- GOAL OF THE EXERCISE
Omit all pictures. Copy the rest of the material exactly.

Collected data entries
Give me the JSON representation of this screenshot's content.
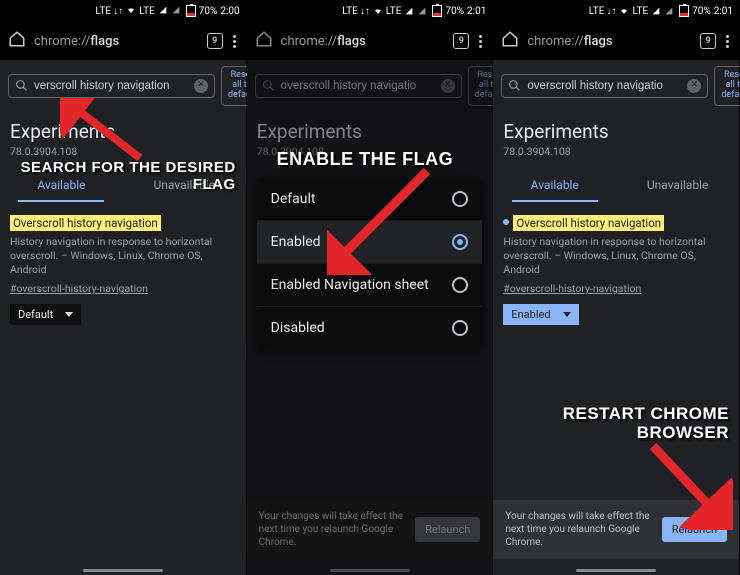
{
  "status": {
    "battery": "70%",
    "time1": "2:00",
    "time2": "2:01",
    "lte": "LTE"
  },
  "toolbar": {
    "url_prefix": "chrome://",
    "url_page": "flags",
    "tab_count": "9"
  },
  "search": {
    "value_full": "verscroll history navigation",
    "value_trim": "overscroll history navigatio",
    "reset": "Reset all to default"
  },
  "page": {
    "heading": "Experiments",
    "version": "78.0.3904.108",
    "tab_available": "Available",
    "tab_unavailable": "Unavailable"
  },
  "flag": {
    "title": "Overscroll history navigation",
    "desc": "History navigation in response to horizontal overscroll. – Windows, Linux, Chrome OS, Android",
    "link": "#overscroll-history-navigation",
    "select_default": "Default",
    "select_enabled": "Enabled"
  },
  "dropdown": {
    "options": [
      "Default",
      "Enabled",
      "Enabled Navigation sheet",
      "Disabled"
    ],
    "selected": 1
  },
  "relaunch": {
    "msg": "Your changes will take effect the next time you relaunch Google Chrome.",
    "btn": "Relaunch"
  },
  "anno": {
    "a1": "SEARCH FOR THE DESIRED FLAG",
    "a2": "ENABLE THE FLAG",
    "a3": "RESTART CHROME BROWSER"
  }
}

- TASK ANSWER
Give me the JSON representation of this screenshot's content.
{
  "status": {
    "battery": "70%",
    "time1": "2:00",
    "time2": "2:01",
    "lte": "LTE"
  },
  "toolbar": {
    "url_prefix": "chrome://",
    "url_page": "flags",
    "tab_count": "9"
  },
  "search": {
    "value_full": "verscroll history navigation",
    "value_trim": "overscroll history navigatio",
    "reset": "Reset all to default"
  },
  "page": {
    "heading": "Experiments",
    "version": "78.0.3904.108",
    "tab_available": "Available",
    "tab_unavailable": "Unavailable"
  },
  "flag": {
    "title": "Overscroll history navigation",
    "desc": "History navigation in response to horizontal overscroll. – Windows, Linux, Chrome OS, Android",
    "link": "#overscroll-history-navigation",
    "select_default": "Default",
    "select_enabled": "Enabled"
  },
  "dropdown": {
    "options": [
      "Default",
      "Enabled",
      "Enabled Navigation sheet",
      "Disabled"
    ],
    "selected": 1
  },
  "relaunch": {
    "msg": "Your changes will take effect the next time you relaunch Google Chrome.",
    "btn": "Relaunch"
  },
  "anno": {
    "a1": "SEARCH FOR THE DESIRED FLAG",
    "a2": "ENABLE THE FLAG",
    "a3": "RESTART CHROME BROWSER"
  }
}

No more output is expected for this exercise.